## WRITTEN PROBLEM
Print all of the lines exactly. Any picture among them stays out.

[start]

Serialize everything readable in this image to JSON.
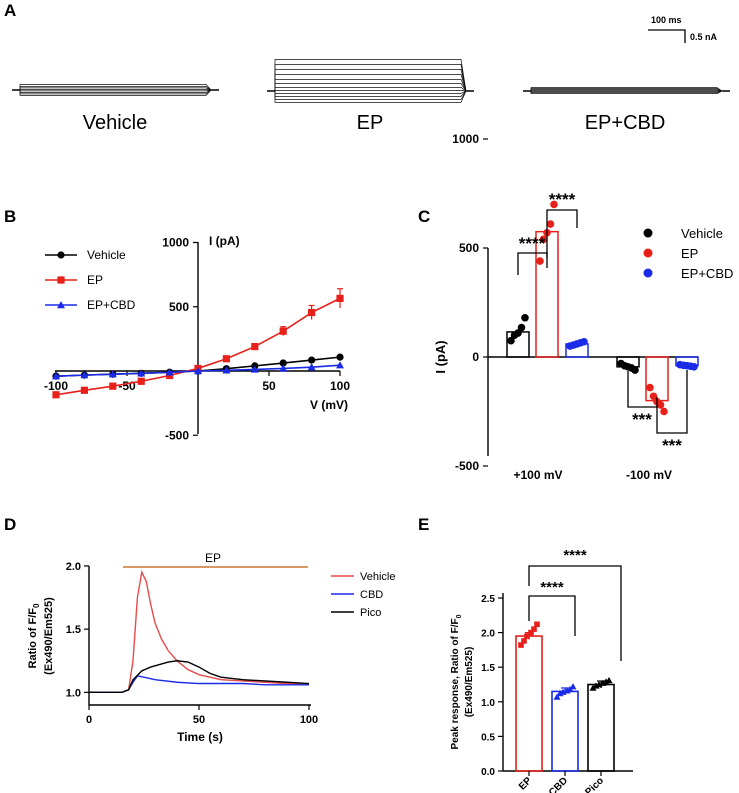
{
  "colors": {
    "vehicle": "#000000",
    "ep": "#e8201a",
    "epcbd": "#1a2be8",
    "pico": "#000000",
    "line_ep": "#e84a4a",
    "bar_bar": "#c87830"
  },
  "panels": [
    "A",
    "B",
    "C",
    "D",
    "E"
  ],
  "panel_a": {
    "scale_time": "100 ms",
    "scale_current": "0.5 nA",
    "labels": [
      "Vehicle",
      "EP",
      "EP+CBD"
    ]
  },
  "chart_data": [
    {
      "panel": "B",
      "type": "line",
      "xlabel": "V (mV)",
      "ylabel": "I (pA)",
      "xlim": [
        -100,
        100
      ],
      "ylim": [
        -500,
        1000
      ],
      "x_ticks": [
        "-100",
        "-50",
        "50",
        "100"
      ],
      "y_ticks": [
        "-500",
        "500",
        "1000"
      ],
      "legend_position": "top-left",
      "x": [
        -100,
        -80,
        -60,
        -40,
        -20,
        0,
        20,
        40,
        60,
        80,
        100
      ],
      "series": [
        {
          "name": "Vehicle",
          "marker": "circle",
          "values": [
            -40,
            -32,
            -25,
            -18,
            -10,
            0,
            18,
            40,
            62,
            85,
            108
          ]
        },
        {
          "name": "EP",
          "marker": "square",
          "values": [
            -185,
            -150,
            -118,
            -80,
            -35,
            20,
            95,
            190,
            310,
            455,
            565
          ]
        },
        {
          "name": "EP+CBD",
          "marker": "triangle",
          "values": [
            -40,
            -32,
            -25,
            -18,
            -10,
            0,
            5,
            12,
            20,
            30,
            45
          ]
        }
      ]
    },
    {
      "panel": "C",
      "type": "bar",
      "ylabel": "I (pA)",
      "ylim": [
        -1000,
        1000
      ],
      "y_ticks": [
        "1000",
        "500",
        "0",
        "-500"
      ],
      "categories": [
        "+100 mV",
        "-100 mV"
      ],
      "legend_position": "top-right",
      "series": [
        {
          "name": "Vehicle",
          "values": [
            115,
            -45
          ],
          "points": [
            [
              75,
              100,
              110,
              135,
              180
            ],
            [
              -30,
              -40,
              -45,
              -50,
              -60
            ]
          ]
        },
        {
          "name": "EP",
          "values": [
            575,
            -200
          ],
          "points": [
            [
              440,
              540,
              570,
              610,
              700
            ],
            [
              -140,
              -180,
              -205,
              -220,
              -250
            ]
          ]
        },
        {
          "name": "EP+CBD",
          "values": [
            60,
            -40
          ],
          "points": [
            [
              50,
              55,
              60,
              65,
              70
            ],
            [
              -35,
              -38,
              -40,
              -42,
              -45
            ]
          ]
        }
      ],
      "significance": [
        "****",
        "****",
        "***",
        "***"
      ]
    },
    {
      "panel": "D",
      "type": "line",
      "xlabel": "Time (s)",
      "ylabel_line1": "Ratio of F/F",
      "ylabel_sub": "0",
      "ylabel_line2": "(Ex490/Em525)",
      "xlim": [
        0,
        100
      ],
      "ylim": [
        0.9,
        2.0
      ],
      "x_ticks": [
        "0",
        "50",
        "100"
      ],
      "y_ticks": [
        "1.0",
        "1.5",
        "2.0"
      ],
      "bar_label": "EP",
      "legend_position": "right",
      "series": [
        {
          "name": "Vehicle",
          "x": [
            0,
            5,
            10,
            15,
            18,
            20,
            22,
            24,
            26,
            28,
            30,
            33,
            36,
            40,
            45,
            50,
            60,
            70,
            80,
            90,
            100
          ],
          "values": [
            1.0,
            1.0,
            1.0,
            1.0,
            1.02,
            1.25,
            1.75,
            1.95,
            1.88,
            1.7,
            1.55,
            1.42,
            1.33,
            1.25,
            1.18,
            1.14,
            1.1,
            1.09,
            1.08,
            1.07,
            1.06
          ]
        },
        {
          "name": "CBD",
          "x": [
            0,
            5,
            10,
            15,
            18,
            20,
            22,
            25,
            30,
            40,
            50,
            60,
            70,
            80,
            90,
            100
          ],
          "values": [
            1.0,
            1.0,
            1.0,
            1.0,
            1.02,
            1.08,
            1.13,
            1.12,
            1.1,
            1.08,
            1.07,
            1.07,
            1.07,
            1.06,
            1.06,
            1.06
          ]
        },
        {
          "name": "Pico",
          "x": [
            0,
            5,
            10,
            15,
            18,
            20,
            24,
            28,
            32,
            36,
            40,
            45,
            50,
            55,
            60,
            70,
            80,
            90,
            100
          ],
          "values": [
            1.0,
            1.0,
            1.0,
            1.0,
            1.02,
            1.1,
            1.17,
            1.2,
            1.22,
            1.24,
            1.25,
            1.24,
            1.2,
            1.15,
            1.12,
            1.1,
            1.09,
            1.08,
            1.07
          ]
        }
      ]
    },
    {
      "panel": "E",
      "type": "bar",
      "ylabel_line1": "Peak response, Ratio of F/F",
      "ylabel_sub": "0",
      "ylabel_line2": "(Ex490/Em525)",
      "ylim": [
        0,
        2.5
      ],
      "y_ticks": [
        "0.0",
        "0.5",
        "1.0",
        "1.5",
        "2.0",
        "2.5"
      ],
      "categories": [
        "EP",
        "EP+CBD",
        "EP+Pico"
      ],
      "values": [
        1.95,
        1.15,
        1.25
      ],
      "points": [
        [
          1.82,
          1.88,
          1.95,
          2.0,
          2.05,
          2.12
        ],
        [
          1.07,
          1.12,
          1.14,
          1.16,
          1.18,
          1.22
        ],
        [
          1.2,
          1.23,
          1.25,
          1.27,
          1.29,
          1.31
        ]
      ],
      "significance": [
        "****",
        "****"
      ]
    }
  ]
}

[end]

## RIGHT ANSWER
Serialize everything readable in this image to JSON.
{
  "colors": {
    "vehicle": "#000000",
    "ep": "#e8201a",
    "epcbd": "#1a2be8",
    "pico": "#000000",
    "line_ep": "#e84a4a",
    "bar_bar": "#c87830"
  },
  "panels": [
    "A",
    "B",
    "C",
    "D",
    "E"
  ],
  "panel_a": {
    "scale_time": "100 ms",
    "scale_current": "0.5 nA",
    "labels": [
      "Vehicle",
      "EP",
      "EP+CBD"
    ]
  },
  "chart_data": [
    {
      "panel": "B",
      "type": "line",
      "xlabel": "V (mV)",
      "ylabel": "I (pA)",
      "xlim": [
        -100,
        100
      ],
      "ylim": [
        -500,
        1000
      ],
      "x_ticks": [
        "-100",
        "-50",
        "50",
        "100"
      ],
      "y_ticks": [
        "-500",
        "500",
        "1000"
      ],
      "legend_position": "top-left",
      "x": [
        -100,
        -80,
        -60,
        -40,
        -20,
        0,
        20,
        40,
        60,
        80,
        100
      ],
      "series": [
        {
          "name": "Vehicle",
          "marker": "circle",
          "values": [
            -40,
            -32,
            -25,
            -18,
            -10,
            0,
            18,
            40,
            62,
            85,
            108
          ]
        },
        {
          "name": "EP",
          "marker": "square",
          "values": [
            -185,
            -150,
            -118,
            -80,
            -35,
            20,
            95,
            190,
            310,
            455,
            565
          ]
        },
        {
          "name": "EP+CBD",
          "marker": "triangle",
          "values": [
            -40,
            -32,
            -25,
            -18,
            -10,
            0,
            5,
            12,
            20,
            30,
            45
          ]
        }
      ]
    },
    {
      "panel": "C",
      "type": "bar",
      "ylabel": "I (pA)",
      "ylim": [
        -1000,
        1000
      ],
      "y_ticks": [
        "1000",
        "500",
        "0",
        "-500"
      ],
      "categories": [
        "+100 mV",
        "-100 mV"
      ],
      "legend_position": "top-right",
      "series": [
        {
          "name": "Vehicle",
          "values": [
            115,
            -45
          ],
          "points": [
            [
              75,
              100,
              110,
              135,
              180
            ],
            [
              -30,
              -40,
              -45,
              -50,
              -60
            ]
          ]
        },
        {
          "name": "EP",
          "values": [
            575,
            -200
          ],
          "points": [
            [
              440,
              540,
              570,
              610,
              700
            ],
            [
              -140,
              -180,
              -205,
              -220,
              -250
            ]
          ]
        },
        {
          "name": "EP+CBD",
          "values": [
            60,
            -40
          ],
          "points": [
            [
              50,
              55,
              60,
              65,
              70
            ],
            [
              -35,
              -38,
              -40,
              -42,
              -45
            ]
          ]
        }
      ],
      "significance": [
        "****",
        "****",
        "***",
        "***"
      ]
    },
    {
      "panel": "D",
      "type": "line",
      "xlabel": "Time (s)",
      "ylabel_line1": "Ratio of F/F",
      "ylabel_sub": "0",
      "ylabel_line2": "(Ex490/Em525)",
      "xlim": [
        0,
        100
      ],
      "ylim": [
        0.9,
        2.0
      ],
      "x_ticks": [
        "0",
        "50",
        "100"
      ],
      "y_ticks": [
        "1.0",
        "1.5",
        "2.0"
      ],
      "bar_label": "EP",
      "legend_position": "right",
      "series": [
        {
          "name": "Vehicle",
          "x": [
            0,
            5,
            10,
            15,
            18,
            20,
            22,
            24,
            26,
            28,
            30,
            33,
            36,
            40,
            45,
            50,
            60,
            70,
            80,
            90,
            100
          ],
          "values": [
            1.0,
            1.0,
            1.0,
            1.0,
            1.02,
            1.25,
            1.75,
            1.95,
            1.88,
            1.7,
            1.55,
            1.42,
            1.33,
            1.25,
            1.18,
            1.14,
            1.1,
            1.09,
            1.08,
            1.07,
            1.06
          ]
        },
        {
          "name": "CBD",
          "x": [
            0,
            5,
            10,
            15,
            18,
            20,
            22,
            25,
            30,
            40,
            50,
            60,
            70,
            80,
            90,
            100
          ],
          "values": [
            1.0,
            1.0,
            1.0,
            1.0,
            1.02,
            1.08,
            1.13,
            1.12,
            1.1,
            1.08,
            1.07,
            1.07,
            1.07,
            1.06,
            1.06,
            1.06
          ]
        },
        {
          "name": "Pico",
          "x": [
            0,
            5,
            10,
            15,
            18,
            20,
            24,
            28,
            32,
            36,
            40,
            45,
            50,
            55,
            60,
            70,
            80,
            90,
            100
          ],
          "values": [
            1.0,
            1.0,
            1.0,
            1.0,
            1.02,
            1.1,
            1.17,
            1.2,
            1.22,
            1.24,
            1.25,
            1.24,
            1.2,
            1.15,
            1.12,
            1.1,
            1.09,
            1.08,
            1.07
          ]
        }
      ]
    },
    {
      "panel": "E",
      "type": "bar",
      "ylabel_line1": "Peak response, Ratio of F/F",
      "ylabel_sub": "0",
      "ylabel_line2": "(Ex490/Em525)",
      "ylim": [
        0,
        2.5
      ],
      "y_ticks": [
        "0.0",
        "0.5",
        "1.0",
        "1.5",
        "2.0",
        "2.5"
      ],
      "categories": [
        "EP",
        "EP+CBD",
        "EP+Pico"
      ],
      "values": [
        1.95,
        1.15,
        1.25
      ],
      "points": [
        [
          1.82,
          1.88,
          1.95,
          2.0,
          2.05,
          2.12
        ],
        [
          1.07,
          1.12,
          1.14,
          1.16,
          1.18,
          1.22
        ],
        [
          1.2,
          1.23,
          1.25,
          1.27,
          1.29,
          1.31
        ]
      ],
      "significance": [
        "****",
        "****"
      ]
    }
  ]
}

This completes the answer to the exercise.